SET EXERCISE: Copy all entries without alteration and skip the pictures they hold.

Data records
--

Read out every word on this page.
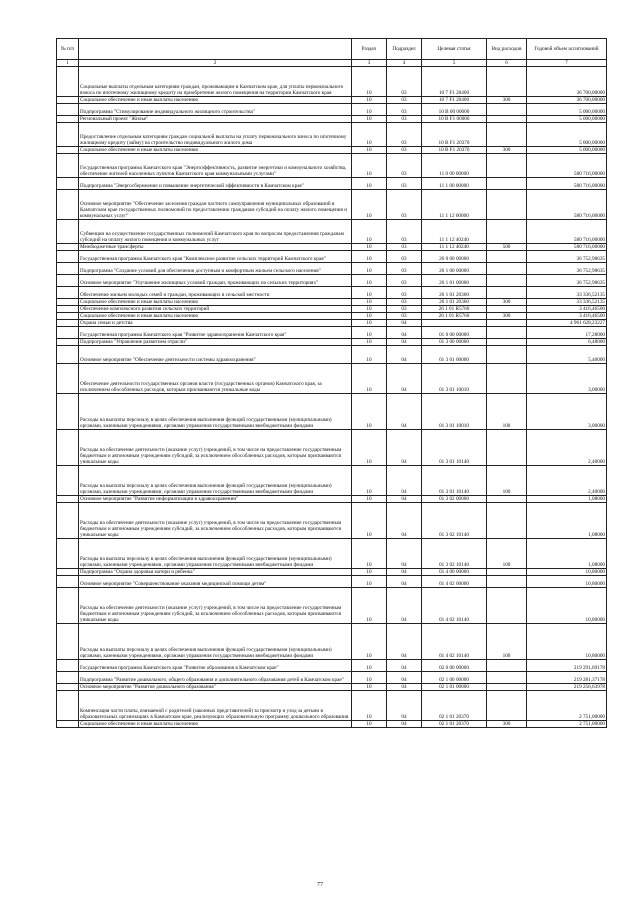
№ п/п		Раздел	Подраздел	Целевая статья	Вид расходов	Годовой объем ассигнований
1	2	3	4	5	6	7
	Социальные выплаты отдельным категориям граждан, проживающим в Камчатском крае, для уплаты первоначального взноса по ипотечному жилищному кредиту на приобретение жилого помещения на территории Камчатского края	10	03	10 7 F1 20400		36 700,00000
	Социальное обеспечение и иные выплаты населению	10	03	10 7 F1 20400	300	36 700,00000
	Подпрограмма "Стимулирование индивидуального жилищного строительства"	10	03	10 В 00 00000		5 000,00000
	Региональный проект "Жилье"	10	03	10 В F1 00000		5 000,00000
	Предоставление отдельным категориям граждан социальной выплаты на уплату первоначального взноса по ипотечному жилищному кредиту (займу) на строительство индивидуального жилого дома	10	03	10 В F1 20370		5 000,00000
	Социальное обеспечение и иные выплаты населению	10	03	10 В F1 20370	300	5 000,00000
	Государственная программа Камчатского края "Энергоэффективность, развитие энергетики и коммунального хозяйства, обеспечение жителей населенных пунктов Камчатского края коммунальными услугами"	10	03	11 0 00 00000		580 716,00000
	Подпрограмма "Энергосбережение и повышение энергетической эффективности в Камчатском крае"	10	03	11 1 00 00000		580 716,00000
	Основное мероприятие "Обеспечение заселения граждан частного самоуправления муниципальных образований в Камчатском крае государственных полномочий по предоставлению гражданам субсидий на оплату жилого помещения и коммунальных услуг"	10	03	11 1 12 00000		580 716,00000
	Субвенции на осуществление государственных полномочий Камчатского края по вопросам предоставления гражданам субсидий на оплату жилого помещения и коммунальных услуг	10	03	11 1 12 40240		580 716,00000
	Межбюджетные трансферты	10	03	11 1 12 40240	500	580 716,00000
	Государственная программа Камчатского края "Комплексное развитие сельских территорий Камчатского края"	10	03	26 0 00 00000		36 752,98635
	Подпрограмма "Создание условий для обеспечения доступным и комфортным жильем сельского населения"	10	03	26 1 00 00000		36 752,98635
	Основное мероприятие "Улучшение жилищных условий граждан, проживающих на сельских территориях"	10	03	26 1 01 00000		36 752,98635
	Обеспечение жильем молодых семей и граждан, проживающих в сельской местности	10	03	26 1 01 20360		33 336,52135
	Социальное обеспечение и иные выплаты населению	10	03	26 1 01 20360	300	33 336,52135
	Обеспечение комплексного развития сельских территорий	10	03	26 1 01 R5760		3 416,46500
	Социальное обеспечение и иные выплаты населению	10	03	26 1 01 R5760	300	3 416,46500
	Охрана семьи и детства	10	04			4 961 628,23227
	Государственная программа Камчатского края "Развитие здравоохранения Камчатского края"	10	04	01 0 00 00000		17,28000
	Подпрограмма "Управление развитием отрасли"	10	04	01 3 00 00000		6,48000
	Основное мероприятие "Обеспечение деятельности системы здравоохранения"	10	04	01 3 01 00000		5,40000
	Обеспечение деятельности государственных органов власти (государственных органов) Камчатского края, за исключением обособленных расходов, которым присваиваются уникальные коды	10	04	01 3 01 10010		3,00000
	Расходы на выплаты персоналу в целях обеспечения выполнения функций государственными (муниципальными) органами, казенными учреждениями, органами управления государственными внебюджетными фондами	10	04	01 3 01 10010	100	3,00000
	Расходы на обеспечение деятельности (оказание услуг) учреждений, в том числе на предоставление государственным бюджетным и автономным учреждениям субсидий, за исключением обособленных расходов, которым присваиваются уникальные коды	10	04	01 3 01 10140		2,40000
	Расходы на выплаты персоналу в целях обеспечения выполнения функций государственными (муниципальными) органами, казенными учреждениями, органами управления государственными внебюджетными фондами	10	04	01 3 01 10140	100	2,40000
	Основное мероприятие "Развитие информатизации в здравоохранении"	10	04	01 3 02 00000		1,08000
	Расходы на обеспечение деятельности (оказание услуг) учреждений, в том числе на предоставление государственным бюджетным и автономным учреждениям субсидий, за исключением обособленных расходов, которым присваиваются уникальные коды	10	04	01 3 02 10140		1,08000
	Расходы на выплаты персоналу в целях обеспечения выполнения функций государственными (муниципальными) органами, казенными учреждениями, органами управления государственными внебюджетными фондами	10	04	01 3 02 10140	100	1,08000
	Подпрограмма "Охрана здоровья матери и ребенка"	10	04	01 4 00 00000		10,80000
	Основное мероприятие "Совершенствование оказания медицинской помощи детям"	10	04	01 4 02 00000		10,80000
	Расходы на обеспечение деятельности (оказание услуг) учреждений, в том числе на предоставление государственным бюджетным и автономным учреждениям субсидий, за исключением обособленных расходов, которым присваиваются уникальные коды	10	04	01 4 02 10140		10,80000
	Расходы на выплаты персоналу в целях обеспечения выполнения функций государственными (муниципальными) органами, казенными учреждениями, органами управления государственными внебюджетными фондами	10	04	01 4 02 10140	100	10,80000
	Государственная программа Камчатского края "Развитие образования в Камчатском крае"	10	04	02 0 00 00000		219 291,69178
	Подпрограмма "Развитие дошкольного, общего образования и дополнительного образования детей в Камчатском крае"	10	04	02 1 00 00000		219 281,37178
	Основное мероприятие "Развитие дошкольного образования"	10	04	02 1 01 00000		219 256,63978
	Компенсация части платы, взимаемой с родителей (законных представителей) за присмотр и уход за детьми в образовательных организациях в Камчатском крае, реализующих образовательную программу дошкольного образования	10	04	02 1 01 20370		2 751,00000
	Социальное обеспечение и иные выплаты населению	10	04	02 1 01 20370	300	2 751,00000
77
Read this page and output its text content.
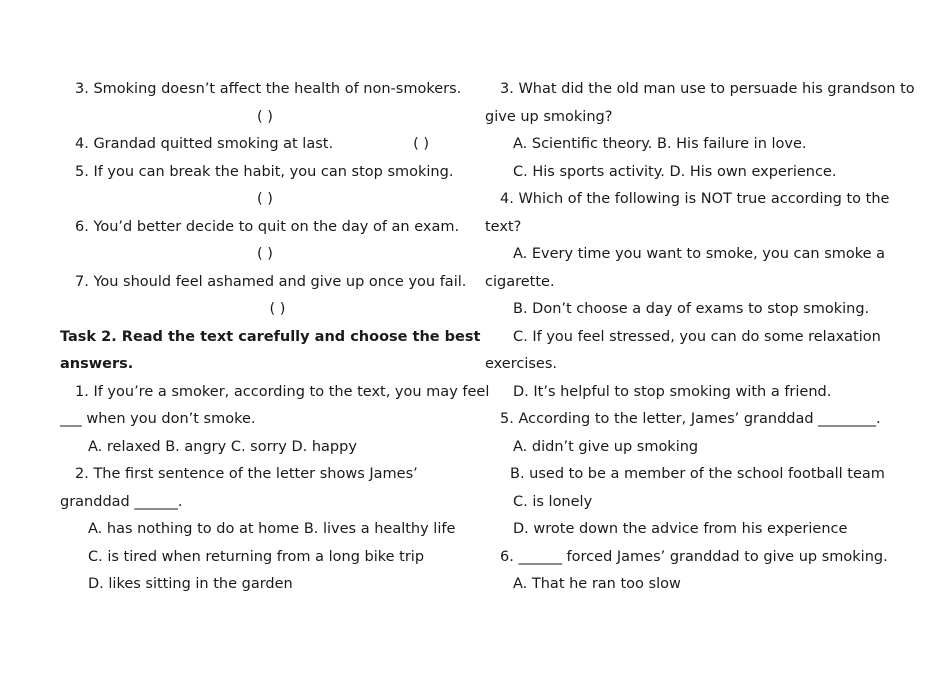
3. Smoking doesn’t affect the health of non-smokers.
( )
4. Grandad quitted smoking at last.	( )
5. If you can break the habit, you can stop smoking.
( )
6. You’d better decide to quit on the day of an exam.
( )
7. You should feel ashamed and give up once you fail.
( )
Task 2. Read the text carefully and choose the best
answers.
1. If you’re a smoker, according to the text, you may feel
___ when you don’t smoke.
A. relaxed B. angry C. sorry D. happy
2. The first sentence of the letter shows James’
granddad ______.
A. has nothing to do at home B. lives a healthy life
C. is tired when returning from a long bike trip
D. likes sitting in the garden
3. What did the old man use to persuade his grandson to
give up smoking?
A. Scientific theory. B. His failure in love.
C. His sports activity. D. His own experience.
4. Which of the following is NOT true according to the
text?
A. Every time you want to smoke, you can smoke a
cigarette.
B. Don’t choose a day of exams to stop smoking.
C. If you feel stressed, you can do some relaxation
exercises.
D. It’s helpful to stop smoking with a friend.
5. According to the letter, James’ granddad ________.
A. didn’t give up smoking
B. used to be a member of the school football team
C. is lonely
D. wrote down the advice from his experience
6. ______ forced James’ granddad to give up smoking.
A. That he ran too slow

--

EXPECTED OUTPUT:
Read out every word on this page.
№ п/п		Раздел	Подраздел	Целевая статья	Вид расходов	Годовой объем ассигнований
1	2	3	4	5	6	7
	Социальные выплаты отдельным категориям граждан, проживающим в Камчатском крае, для уплаты первоначального взноса по ипотечному жилищному кредиту на приобретение жилого помещения на территории Камчатского края	10	03	10 7 F1 20400		36 700,00000
	Социальное обеспечение и иные выплаты населению	10	03	10 7 F1 20400	300	36 700,00000
	Подпрограмма "Стимулирование индивидуального жилищного строительства"	10	03	10 В 00 00000		5 000,00000
	Региональный проект "Жилье"	10	03	10 В F1 00000		5 000,00000
	Предоставление отдельным категориям граждан социальной выплаты на уплату первоначального взноса по ипотечному жилищному кредиту (займу) на строительство индивидуального жилого дома	10	03	10 В F1 20370		5 000,00000
	Социальное обеспечение и иные выплаты населению	10	03	10 В F1 20370	300	5 000,00000
	Государственная программа Камчатского края "Энергоэффективность, развитие энергетики и коммунального хозяйства, обеспечение жителей населенных пунктов Камчатского края коммунальными услугами"	10	03	11 0 00 00000		580 716,00000
	Подпрограмма "Энергосбережение и повышение энергетической эффективности в Камчатском крае"	10	03	11 1 00 00000		580 716,00000
	Основное мероприятие "Обеспечение заселения граждан частного самоуправления муниципальных образований в Камчатском крае государственных полномочий по предоставлению гражданам субсидий на оплату жилого помещения и коммунальных услуг"	10	03	11 1 12 00000		580 716,00000
	Субвенции на осуществление государственных полномочий Камчатского края по вопросам предоставления гражданам субсидий на оплату жилого помещения и коммунальных услуг	10	03	11 1 12 40240		580 716,00000
	Межбюджетные трансферты	10	03	11 1 12 40240	500	580 716,00000
	Государственная программа Камчатского края "Комплексное развитие сельских территорий Камчатского края"	10	03	26 0 00 00000		36 752,98635
	Подпрограмма "Создание условий для обеспечения доступным и комфортным жильем сельского населения"	10	03	26 1 00 00000		36 752,98635
	Основное мероприятие "Улучшение жилищных условий граждан, проживающих на сельских территориях"	10	03	26 1 01 00000		36 752,98635
	Обеспечение жильем молодых семей и граждан, проживающих в сельской местности	10	03	26 1 01 20360		33 336,52135
	Социальное обеспечение и иные выплаты населению	10	03	26 1 01 20360	300	33 336,52135
	Обеспечение комплексного развития сельских территорий	10	03	26 1 01 R5760		3 416,46500
	Социальное обеспечение и иные выплаты населению	10	03	26 1 01 R5760	300	3 416,46500
	Охрана семьи и детства	10	04			4 961 628,23227
	Государственная программа Камчатского края "Развитие здравоохранения Камчатского края"	10	04	01 0 00 00000		17,28000
	Подпрограмма "Управление развитием отрасли"	10	04	01 3 00 00000		6,48000
	Основное мероприятие "Обеспечение деятельности системы здравоохранения"	10	04	01 3 01 00000		5,40000
	Обеспечение деятельности государственных органов власти (государственных органов) Камчатского края, за исключением обособленных расходов, которым присваиваются уникальные коды	10	04	01 3 01 10010		3,00000
	Расходы на выплаты персоналу в целях обеспечения выполнения функций государственными (муниципальными) органами, казенными учреждениями, органами управления государственными внебюджетными фондами	10	04	01 3 01 10010	100	3,00000
	Расходы на обеспечение деятельности (оказание услуг) учреждений, в том числе на предоставление государственным бюджетным и автономным учреждениям субсидий, за исключением обособленных расходов, которым присваиваются уникальные коды	10	04	01 3 01 10140		2,40000
	Расходы на выплаты персоналу в целях обеспечения выполнения функций государственными (муниципальными) органами, казенными учреждениями, органами управления государственными внебюджетными фондами	10	04	01 3 01 10140	100	2,40000
	Основное мероприятие "Развитие информатизации в здравоохранении"	10	04	01 3 02 00000		1,08000
	Расходы на обеспечение деятельности (оказание услуг) учреждений, в том числе на предоставление государственным бюджетным и автономным учреждениям субсидий, за исключением обособленных расходов, которым присваиваются уникальные коды	10	04	01 3 02 10140		1,08000
	Расходы на выплаты персоналу в целях обеспечения выполнения функций государственными (муниципальными) органами, казенными учреждениями, органами управления государственными внебюджетными фондами	10	04	01 3 02 10140	100	1,08000
	Подпрограмма "Охрана здоровья матери и ребенка"	10	04	01 4 00 00000		10,80000
	Основное мероприятие "Совершенствование оказания медицинской помощи детям"	10	04	01 4 02 00000		10,80000
	Расходы на обеспечение деятельности (оказание услуг) учреждений, в том числе на предоставление государственным бюджетным и автономным учреждениям субсидий, за исключением обособленных расходов, которым присваиваются уникальные коды	10	04	01 4 02 10140		10,80000
	Расходы на выплаты персоналу в целях обеспечения выполнения функций государственными (муниципальными) органами, казенными учреждениями, органами управления государственными внебюджетными фондами	10	04	01 4 02 10140	100	10,80000
	Государственная программа Камчатского края "Развитие образования в Камчатском крае"	10	04	02 0 00 00000		219 291,69178
	Подпрограмма "Развитие дошкольного, общего образования и дополнительного образования детей в Камчатском крае"	10	04	02 1 00 00000		219 281,37178
	Основное мероприятие "Развитие дошкольного образования"	10	04	02 1 01 00000		219 256,63978
	Компенсация части платы, взимаемой с родителей (законных представителей) за присмотр и уход за детьми в образовательных организациях в Камчатском крае, реализующих образовательную программу дошкольного образования	10	04	02 1 01 20370		2 751,00000
	Социальное обеспечение и иные выплаты населению	10	04	02 1 01 20370	300	2 751,00000
77
Read this page and output its text content.
3. Smoking doesn’t affect the health of non-smokers.
( )
4. Grandad quitted smoking at last.	( )
5. If you can break the habit, you can stop smoking.
( )
6. You’d better decide to quit on the day of an exam.
( )
7. You should feel ashamed and give up once you fail.
( )
Task 2. Read the text carefully and choose the best
answers.
1. If you’re a smoker, according to the text, you may feel
___ when you don’t smoke.
A. relaxed B. angry C. sorry D. happy
2. The first sentence of the letter shows James’
granddad ______.
A. has nothing to do at home B. lives a healthy life
C. is tired when returning from a long bike trip
D. likes sitting in the garden
3. What did the old man use to persuade his grandson to
give up smoking?
A. Scientific theory. B. His failure in love.
C. His sports activity. D. His own experience.
4. Which of the following is NOT true according to the
text?
A. Every time you want to smoke, you can smoke a
cigarette.
B. Don’t choose a day of exams to stop smoking.
C. If you feel stressed, you can do some relaxation
exercises.
D. It’s helpful to stop smoking with a friend.
5. According to the letter, James’ granddad ________.
A. didn’t give up smoking
B. used to be a member of the school football team
C. is lonely
D. wrote down the advice from his experience
6. ______ forced James’ granddad to give up smoking.
A. That he ran too slow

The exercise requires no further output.